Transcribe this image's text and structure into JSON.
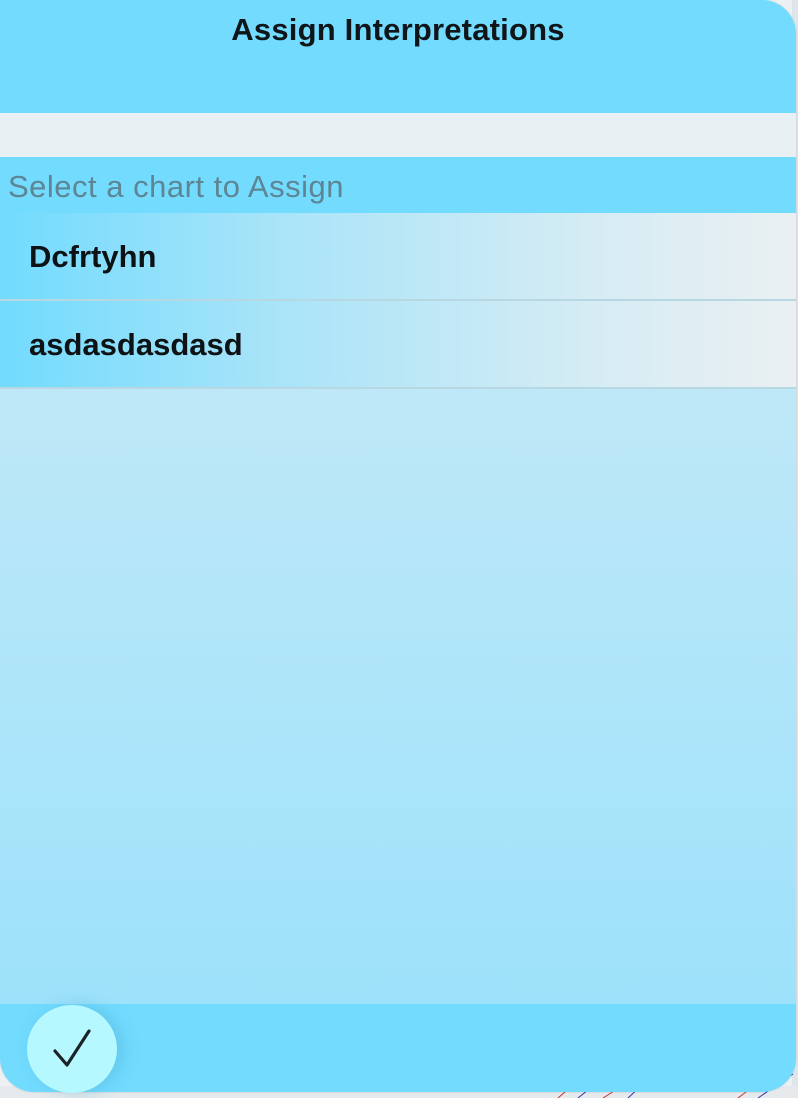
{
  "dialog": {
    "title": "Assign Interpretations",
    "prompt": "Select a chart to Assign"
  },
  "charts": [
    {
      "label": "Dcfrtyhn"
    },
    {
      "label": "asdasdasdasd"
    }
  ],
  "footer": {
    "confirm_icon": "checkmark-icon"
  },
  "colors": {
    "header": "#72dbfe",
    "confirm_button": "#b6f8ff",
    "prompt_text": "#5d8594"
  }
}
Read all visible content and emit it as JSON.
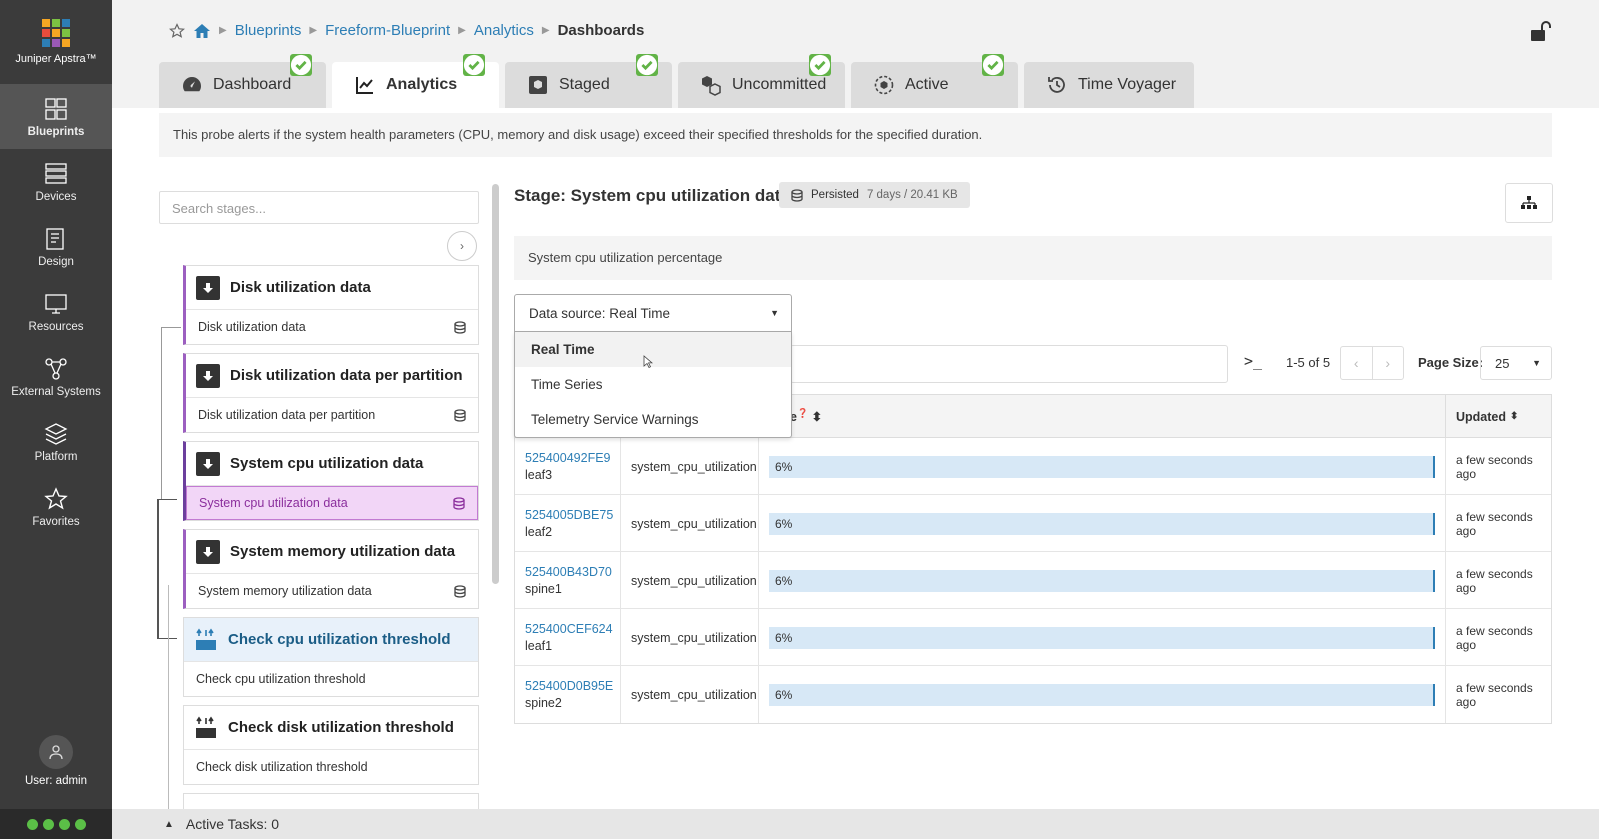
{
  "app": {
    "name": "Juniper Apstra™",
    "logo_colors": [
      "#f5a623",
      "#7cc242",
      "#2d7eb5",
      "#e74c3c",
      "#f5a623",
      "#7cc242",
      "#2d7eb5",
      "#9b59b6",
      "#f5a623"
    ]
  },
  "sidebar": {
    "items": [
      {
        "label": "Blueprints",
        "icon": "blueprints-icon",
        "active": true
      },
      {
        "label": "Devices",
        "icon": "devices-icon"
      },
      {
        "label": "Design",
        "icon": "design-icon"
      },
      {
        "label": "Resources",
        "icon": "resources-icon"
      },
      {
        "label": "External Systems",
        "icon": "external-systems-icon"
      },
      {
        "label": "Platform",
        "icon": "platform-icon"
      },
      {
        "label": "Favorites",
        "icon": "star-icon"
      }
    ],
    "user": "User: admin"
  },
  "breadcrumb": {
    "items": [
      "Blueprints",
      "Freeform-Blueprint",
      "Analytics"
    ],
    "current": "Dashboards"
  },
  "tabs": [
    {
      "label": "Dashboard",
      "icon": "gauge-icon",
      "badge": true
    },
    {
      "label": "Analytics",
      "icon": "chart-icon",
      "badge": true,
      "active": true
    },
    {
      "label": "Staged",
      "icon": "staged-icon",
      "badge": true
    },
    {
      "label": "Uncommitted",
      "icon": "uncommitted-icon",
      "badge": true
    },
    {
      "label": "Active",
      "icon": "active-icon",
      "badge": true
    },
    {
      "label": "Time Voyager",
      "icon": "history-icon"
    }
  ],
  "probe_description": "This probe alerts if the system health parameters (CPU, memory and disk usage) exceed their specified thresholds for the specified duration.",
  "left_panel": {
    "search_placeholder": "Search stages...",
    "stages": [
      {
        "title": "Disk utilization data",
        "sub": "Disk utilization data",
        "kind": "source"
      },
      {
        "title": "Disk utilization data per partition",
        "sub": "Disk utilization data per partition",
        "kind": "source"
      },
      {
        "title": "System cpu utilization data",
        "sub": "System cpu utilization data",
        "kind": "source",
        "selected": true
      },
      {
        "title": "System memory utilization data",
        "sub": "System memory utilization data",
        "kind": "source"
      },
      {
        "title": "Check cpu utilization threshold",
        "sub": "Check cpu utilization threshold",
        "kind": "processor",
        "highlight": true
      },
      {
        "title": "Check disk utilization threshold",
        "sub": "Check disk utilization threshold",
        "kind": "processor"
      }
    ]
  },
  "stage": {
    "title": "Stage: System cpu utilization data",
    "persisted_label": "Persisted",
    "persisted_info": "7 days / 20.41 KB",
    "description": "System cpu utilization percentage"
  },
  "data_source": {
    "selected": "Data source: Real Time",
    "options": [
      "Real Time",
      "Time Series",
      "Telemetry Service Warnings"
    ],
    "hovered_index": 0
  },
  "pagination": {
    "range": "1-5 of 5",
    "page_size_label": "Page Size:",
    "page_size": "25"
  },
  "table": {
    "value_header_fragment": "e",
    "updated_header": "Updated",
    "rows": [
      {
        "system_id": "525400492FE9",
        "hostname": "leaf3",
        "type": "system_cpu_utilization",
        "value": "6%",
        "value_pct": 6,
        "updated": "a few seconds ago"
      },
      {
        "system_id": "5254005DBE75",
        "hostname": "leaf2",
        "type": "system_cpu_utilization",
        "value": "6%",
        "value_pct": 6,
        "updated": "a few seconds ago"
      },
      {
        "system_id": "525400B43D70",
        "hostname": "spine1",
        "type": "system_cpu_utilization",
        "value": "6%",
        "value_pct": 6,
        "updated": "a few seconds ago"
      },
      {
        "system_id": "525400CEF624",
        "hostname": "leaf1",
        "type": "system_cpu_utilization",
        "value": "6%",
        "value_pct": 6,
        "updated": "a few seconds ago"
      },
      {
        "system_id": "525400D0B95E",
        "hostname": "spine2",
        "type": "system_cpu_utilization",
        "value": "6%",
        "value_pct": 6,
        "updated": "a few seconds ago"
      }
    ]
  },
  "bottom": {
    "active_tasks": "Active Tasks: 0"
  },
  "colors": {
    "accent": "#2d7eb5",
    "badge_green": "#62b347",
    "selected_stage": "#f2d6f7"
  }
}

YOUR GOAL
Copy out the records above in full, exactly as written, but not the pictures.

RESULT OF THIS EXERCISE
Transcribe this image's text and structure into JSON.
{
  "dialog": {
    "title": "Assign Interpretations",
    "prompt": "Select a chart to Assign"
  },
  "charts": [
    {
      "label": "Dcfrtyhn"
    },
    {
      "label": "asdasdasdasd"
    }
  ],
  "footer": {
    "confirm_icon": "checkmark-icon"
  },
  "colors": {
    "header": "#72dbfe",
    "confirm_button": "#b6f8ff",
    "prompt_text": "#5d8594"
  }
}
Read all visible content and emit it as JSON.
{
  "app": {
    "name": "Juniper Apstra™",
    "logo_colors": [
      "#f5a623",
      "#7cc242",
      "#2d7eb5",
      "#e74c3c",
      "#f5a623",
      "#7cc242",
      "#2d7eb5",
      "#9b59b6",
      "#f5a623"
    ]
  },
  "sidebar": {
    "items": [
      {
        "label": "Blueprints",
        "icon": "blueprints-icon",
        "active": true
      },
      {
        "label": "Devices",
        "icon": "devices-icon"
      },
      {
        "label": "Design",
        "icon": "design-icon"
      },
      {
        "label": "Resources",
        "icon": "resources-icon"
      },
      {
        "label": "External Systems",
        "icon": "external-systems-icon"
      },
      {
        "label": "Platform",
        "icon": "platform-icon"
      },
      {
        "label": "Favorites",
        "icon": "star-icon"
      }
    ],
    "user": "User: admin"
  },
  "breadcrumb": {
    "items": [
      "Blueprints",
      "Freeform-Blueprint",
      "Analytics"
    ],
    "current": "Dashboards"
  },
  "tabs": [
    {
      "label": "Dashboard",
      "icon": "gauge-icon",
      "badge": true
    },
    {
      "label": "Analytics",
      "icon": "chart-icon",
      "badge": true,
      "active": true
    },
    {
      "label": "Staged",
      "icon": "staged-icon",
      "badge": true
    },
    {
      "label": "Uncommitted",
      "icon": "uncommitted-icon",
      "badge": true
    },
    {
      "label": "Active",
      "icon": "active-icon",
      "badge": true
    },
    {
      "label": "Time Voyager",
      "icon": "history-icon"
    }
  ],
  "probe_description": "This probe alerts if the system health parameters (CPU, memory and disk usage) exceed their specified thresholds for the specified duration.",
  "left_panel": {
    "search_placeholder": "Search stages...",
    "stages": [
      {
        "title": "Disk utilization data",
        "sub": "Disk utilization data",
        "kind": "source"
      },
      {
        "title": "Disk utilization data per partition",
        "sub": "Disk utilization data per partition",
        "kind": "source"
      },
      {
        "title": "System cpu utilization data",
        "sub": "System cpu utilization data",
        "kind": "source",
        "selected": true
      },
      {
        "title": "System memory utilization data",
        "sub": "System memory utilization data",
        "kind": "source"
      },
      {
        "title": "Check cpu utilization threshold",
        "sub": "Check cpu utilization threshold",
        "kind": "processor",
        "highlight": true
      },
      {
        "title": "Check disk utilization threshold",
        "sub": "Check disk utilization threshold",
        "kind": "processor"
      }
    ]
  },
  "stage": {
    "title": "Stage: System cpu utilization data",
    "persisted_label": "Persisted",
    "persisted_info": "7 days / 20.41 KB",
    "description": "System cpu utilization percentage"
  },
  "data_source": {
    "selected": "Data source: Real Time",
    "options": [
      "Real Time",
      "Time Series",
      "Telemetry Service Warnings"
    ],
    "hovered_index": 0
  },
  "pagination": {
    "range": "1-5 of 5",
    "page_size_label": "Page Size:",
    "page_size": "25"
  },
  "table": {
    "value_header_fragment": "e",
    "updated_header": "Updated",
    "rows": [
      {
        "system_id": "525400492FE9",
        "hostname": "leaf3",
        "type": "system_cpu_utilization",
        "value": "6%",
        "value_pct": 6,
        "updated": "a few seconds ago"
      },
      {
        "system_id": "5254005DBE75",
        "hostname": "leaf2",
        "type": "system_cpu_utilization",
        "value": "6%",
        "value_pct": 6,
        "updated": "a few seconds ago"
      },
      {
        "system_id": "525400B43D70",
        "hostname": "spine1",
        "type": "system_cpu_utilization",
        "value": "6%",
        "value_pct": 6,
        "updated": "a few seconds ago"
      },
      {
        "system_id": "525400CEF624",
        "hostname": "leaf1",
        "type": "system_cpu_utilization",
        "value": "6%",
        "value_pct": 6,
        "updated": "a few seconds ago"
      },
      {
        "system_id": "525400D0B95E",
        "hostname": "spine2",
        "type": "system_cpu_utilization",
        "value": "6%",
        "value_pct": 6,
        "updated": "a few seconds ago"
      }
    ]
  },
  "bottom": {
    "active_tasks": "Active Tasks: 0"
  },
  "colors": {
    "accent": "#2d7eb5",
    "badge_green": "#62b347",
    "selected_stage": "#f2d6f7"
  }
}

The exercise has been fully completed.